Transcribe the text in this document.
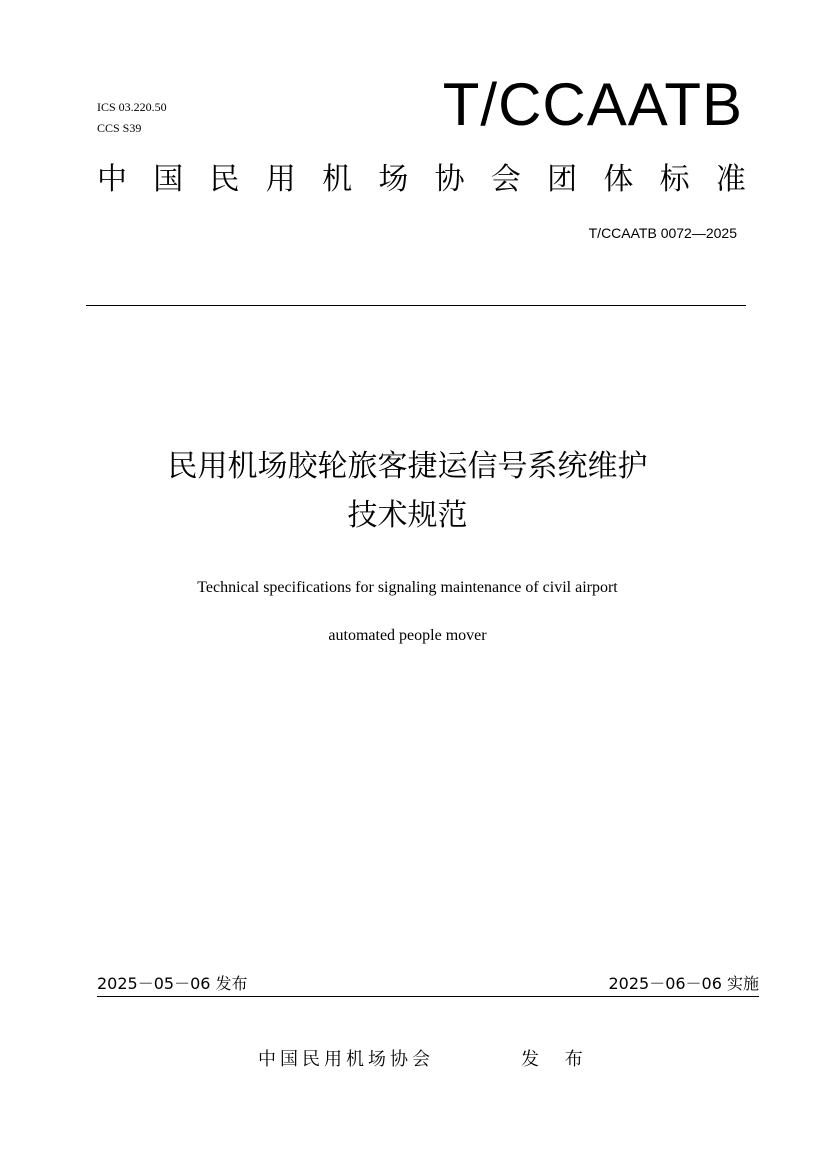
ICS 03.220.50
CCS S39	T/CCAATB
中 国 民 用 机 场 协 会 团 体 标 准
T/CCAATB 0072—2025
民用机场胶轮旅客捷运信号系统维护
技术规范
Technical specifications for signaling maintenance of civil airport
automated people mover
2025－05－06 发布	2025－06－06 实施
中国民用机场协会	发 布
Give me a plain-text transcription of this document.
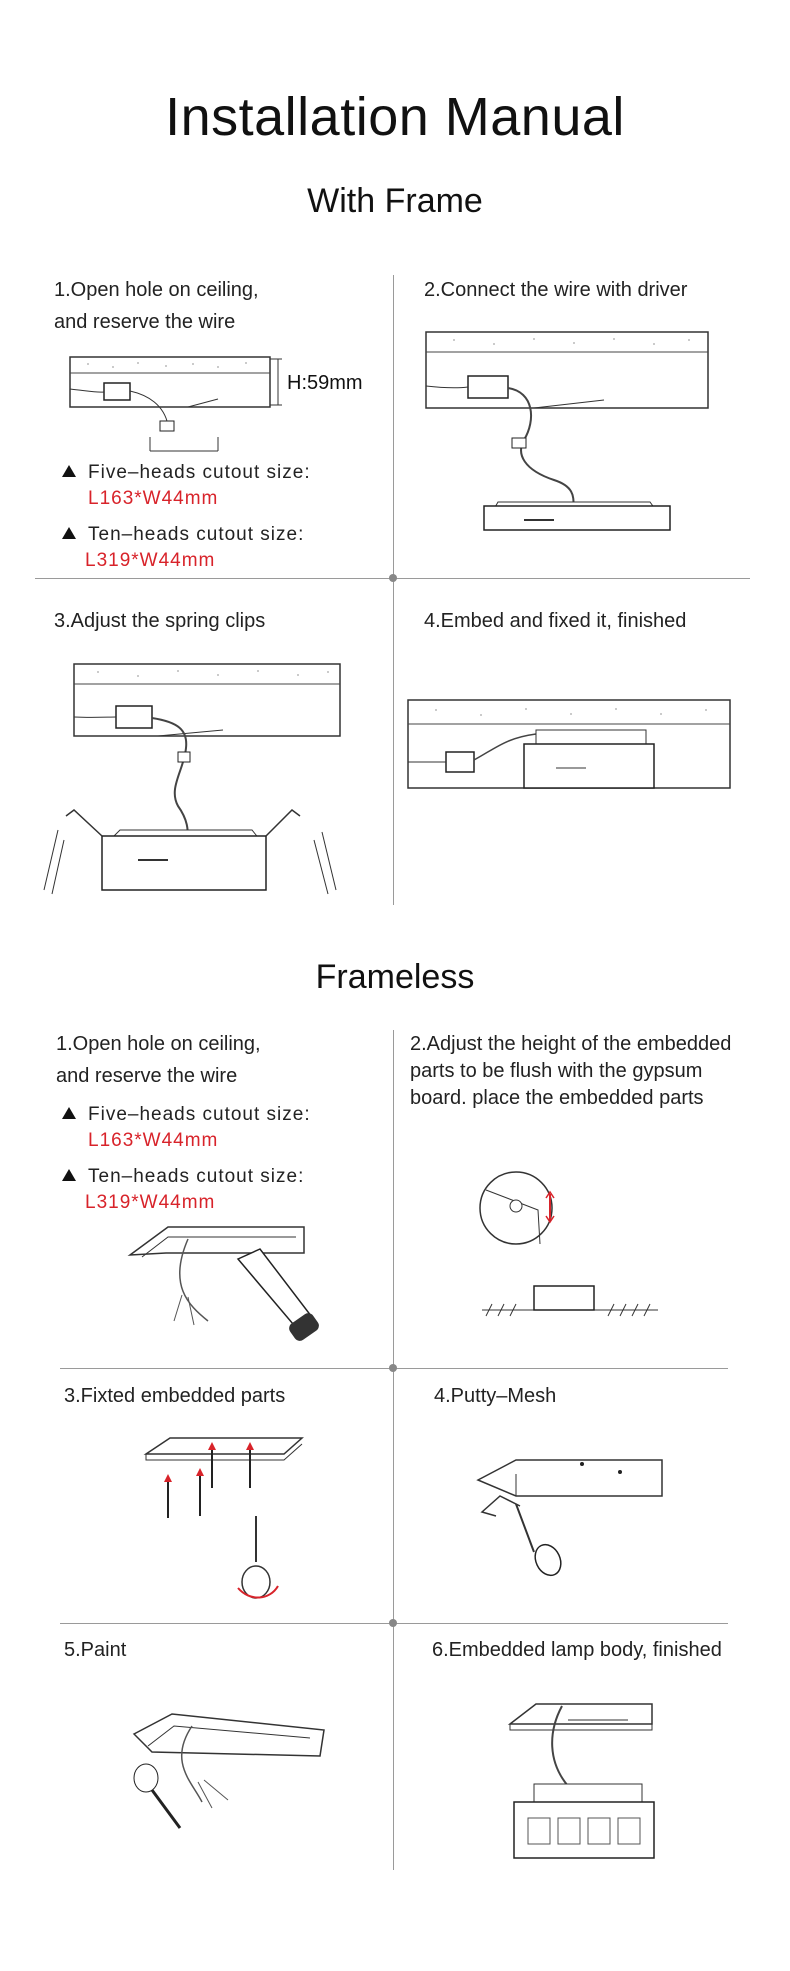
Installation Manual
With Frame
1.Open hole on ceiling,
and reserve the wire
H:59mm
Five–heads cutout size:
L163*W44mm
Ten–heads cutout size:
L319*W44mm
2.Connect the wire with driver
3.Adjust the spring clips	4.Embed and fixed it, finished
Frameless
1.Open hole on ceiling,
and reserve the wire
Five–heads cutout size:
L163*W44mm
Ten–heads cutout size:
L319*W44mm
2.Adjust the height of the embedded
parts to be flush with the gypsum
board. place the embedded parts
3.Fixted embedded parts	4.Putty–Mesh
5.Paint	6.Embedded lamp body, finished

####################

* [Problem description] Reproduce each record from above exactly; pictures do not belong in the copy.

* [Exercise solution]
Transcribe the text in this document.
ICS 03.220.50
CCS S39	T/CCAATB
中 国 民 用 机 场 协 会 团 体 标 准
T/CCAATB 0072—2025
民用机场胶轮旅客捷运信号系统维护
技术规范
Technical specifications for signaling maintenance of civil airport
automated people mover
2025－05－06 发布	2025－06－06 实施
中国民用机场协会	发 布
Give me a plain-text transcription of this document.
Installation Manual
With Frame
1.Open hole on ceiling,
and reserve the wire
H:59mm
Five–heads cutout size:
L163*W44mm
Ten–heads cutout size:
L319*W44mm
2.Connect the wire with driver
3.Adjust the spring clips	4.Embed and fixed it, finished
Frameless
1.Open hole on ceiling,
and reserve the wire
Five–heads cutout size:
L163*W44mm
Ten–heads cutout size:
L319*W44mm
2.Adjust the height of the embedded
parts to be flush with the gypsum
board. place the embedded parts
3.Fixted embedded parts	4.Putty–Mesh
5.Paint	6.Embedded lamp body, finished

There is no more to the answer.